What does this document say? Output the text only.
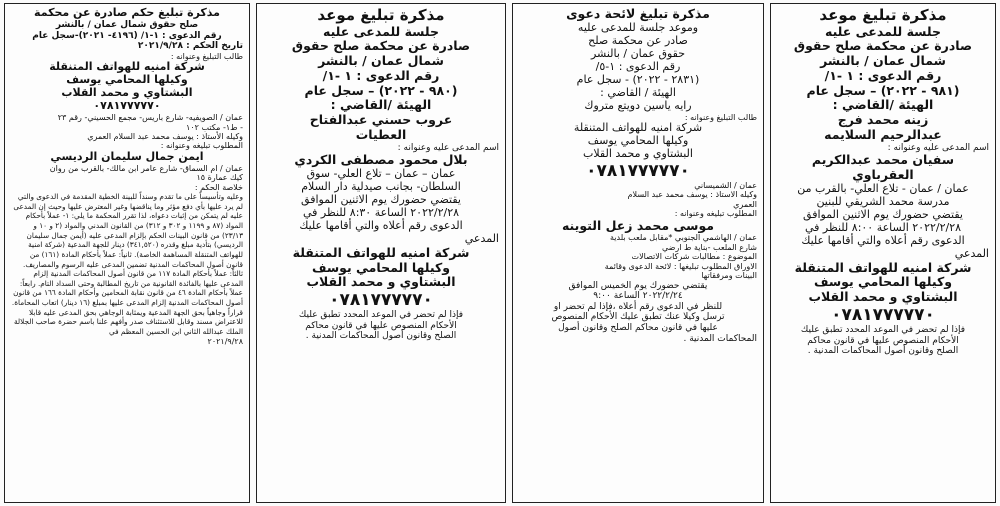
مذكرة تبليغ موعد
جلسة للمدعى عليه
صادرة عن محكمة صلح حقوق
شمال عمان / بالنشر
رقم الدعوى : ١ -١/
(٩٨١ - ٢٠٢٢) – سجل عام
الهيئة /القاضي :
زينه محمد فرج
عبدالرحيم السلايمه
اسم المدعى عليه وعنوانه :
سفيان محمد عبدالكريم
العقرباوي
عمان / عمان - تلاع العلي- بالقرب من
مدرسة محمد الشريقي للبنين
يقتضي حضورك يوم الاثنين الموافق
٢٠٢٢/٢/٢٨ الساعة ٨:٠٠ للنظر في
الدعوى رقم أعلاه والتي أقامها عليك
المدعي
شركة امنيه للهواتف المتنقلة
وكيلها المحامي يوسف
البشتاوي و محمد القلاب
٠٧٨١٧٧٧٧٧٠
فإذا لم تحضر في الموعد المحدد تطبق عليك
الأحكام المنصوص عليها في قانون محاكم
الصلح وقانون أصول المحاكمات المدنية .
مذكرة تبليغ لائحة دعوى
وموعد جلسة للمدعى عليه
صادر عن محكمة صلح
حقوق عمان / بالنشر
رقم الدعوى : ١-٥/
(٢٨٣١ - ٢٠٢٢) - سجل عام
الهيئة / القاضي :
رايه ياسين دويتع متروك
طالب التبليغ وعنوانه :
شركة امنيه للهواتف المتنقلة
وكيلها المحامي يوسف
البشتاوي و محمد القلاب
٠٧٨١٧٧٧٧٧٠
عمان / الشميساني
وكيله الاستاذ : يوسف محمد عبد السلام
العمري
المطلوب تبليغه وعنوانه :
موسى محمد زعل التوينه
عمان / الهاشمي الجنوبي *مقابل ملعب بلدية
شارع الملعب -بناية ط ارضي
الموضوع : مطالبات شركات الاتصالات
الاوراق المطلوب تبليغها : لائحة الدعوى وقائمة
البينات ومرفقاتها
يقتضي حضورك يوم الخميس الموافق
٢٠٢٢/٢/٢٤ الساعة ٩:٠٠
للنظر في الدعوى رقم أعلاه ،فإذا لم تحضر او
ترسل وكيلا عنك تطبق عليك الأحكام المنصوص
عليها في قانون محاكم الصلح وقانون أصول
المحاكمات المدنية .
مذكرة تبليغ موعد
جلسة للمدعى عليه
صادرة عن محكمة صلح حقوق
شمال عمان / بالنشر
رقم الدعوى : ١ -١/
(٩٨٠ - ٢٠٢٢) – سجل عام
الهيئة /القاضي :
عروب حسني عبدالفتاح
العطيات
اسم المدعى عليه وعنوانه :
بلال محمود مصطفى الكردي
عمان – عمان – تلاع العلي- سوق
السلطان- بجانب صيدلية دار السلام
يقتضي حضورك يوم الاثنين الموافق
٢٠٢٢/٢/٢٨ الساعة ٨:٣٠ للنظر في
الدعوى رقم أعلاه والتي أقامها عليك
المدعي
شركة امنيه للهواتف المتنقلة
وكيلها المحامي يوسف
البشتاوي و محمد القلاب
٠٧٨١٧٧٧٧٧٠
فإذا لم تحضر في الموعد المحدد تطبق عليك
الأحكام المنصوص عليها في قانون محاكم
الصلح وقانون أصول المحاكمات المدنية .
مذكرة تبليغ حكم صادرة عن محكمة
صلح حقوق شمال عمان / بالنشر
رقم الدعوى : ١-١/ (٤١٩٦- ٢٠٢١)-سجل عام
تاريخ الحكم : ٢٠٢١/٩/٢٨
طالب التبليغ وعنوانه :
شركة امنيه للهواتف المتنقلة
وكيلها المحامي يوسف
البشتاوي و محمد القلاب
٠٧٨١٧٧٧٧٧٠
عمان / الصويفيه- شارع باريس- مجمع الحسيني- رقم ٢٣
- ط١- مكتب ١٠٢
وكيله الأستاذ : يوسف محمد عبد السلام العمري
المطلوب تبليغه وعنوانه :
ايمن جمال سليمان الرديسي
عمان / ام السماق- شارع عامر ابن مالك- بالقرب من روان
كيك عمارة ١٥
خلاصة الحكم :
وعليه وتأسيساً على ما تقدم وسنداً للبينة الخطية المقدمة في الدعوى والتي لم يرد عليها بأي دفع مؤثر وما يناقضها وغير المعترض عليها وحيث إن المدعى عليه لم يتمكن من إثبات دعواه، لذا تقرر المحكمة ما يلي: ١- عملاً بأحكام المواد (٨٧ و ١١٩٩ و ٣٠٢ و ٣١٢) من القانون المدني والمواد (٢ و ١٠ و ٢٣/١٣) من قانون البينات الحكم بإلزام المدعى عليه (أيمن جمال سليمان الرديسي) بتأدية مبلغ وقدره (٣٤١,٥٢٠) دينار للجهة المدعية (شركة امنية للهواتف المتنقلة المساهمة الخاصة). ثانياً: عملاً بأحكام المادة (١٦١) من قانون أصول المحاكمات المدنية تضمين المدعى عليه الرسوم والمصاريف. ثالثاً: عملاً بأحكام المادة ١١٧ من قانون أصول المحاكمات المدنية إلزام المدعى عليها بالفائدة القانونية من تاريخ المطالبة وحتى السداد التام. رابعاً: عملاً بأحكام المادة ٤٦ من قانون نقابة المحامين وأحكام المادة ١٦٦ من قانون أصول المحاكمات المدنية إلزام المدعى عليها بمبلغ (١٦ دينار) اتعاب المحاماة. قراراً وجاهياً بحق الجهة المدعية ويمثابة الوجاهي بحق المدعى عليه قابلا للاعتراض مسند وقابل للاستئناف صدر وأفهم علنا باسم حضرة صاحب الجلالة الملك عبدالله الثاني ابن الحسين المعظم في
٢٠٢١/٩/٢٨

§ **Directions**: Using the records given above, list every line that includes the word "العمري".

§ **Result of the exercise**:
العمري
وكيله الأستاذ : يوسف محمد عبد السلام العمري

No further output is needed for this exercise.